**YOUR GOAL**.
Transcribe the material in full, exactly as written.
--- START ---
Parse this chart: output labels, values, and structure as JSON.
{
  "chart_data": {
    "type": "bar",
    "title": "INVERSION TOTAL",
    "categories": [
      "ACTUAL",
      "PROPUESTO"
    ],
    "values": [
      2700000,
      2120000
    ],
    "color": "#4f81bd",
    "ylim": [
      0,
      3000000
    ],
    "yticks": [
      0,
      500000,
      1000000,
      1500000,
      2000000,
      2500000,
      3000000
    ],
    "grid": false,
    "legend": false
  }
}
--- END ---
**SOLUTION TO THIS PROBLEM**.
Parse this chart: output labels, values, and structure as JSON.
{
  "chart_data": {
    "type": "bar",
    "title": "INVERSION TOTAL",
    "categories": [
      "ACTUAL",
      "PROPUESTO"
    ],
    "values": [
      2700000,
      2120000
    ],
    "color": "#4f81bd",
    "ylim": [
      0,
      3000000
    ],
    "yticks": [
      0,
      500000,
      1000000,
      1500000,
      2000000,
      2500000,
      3000000
    ],
    "grid": false,
    "legend": false
  }
}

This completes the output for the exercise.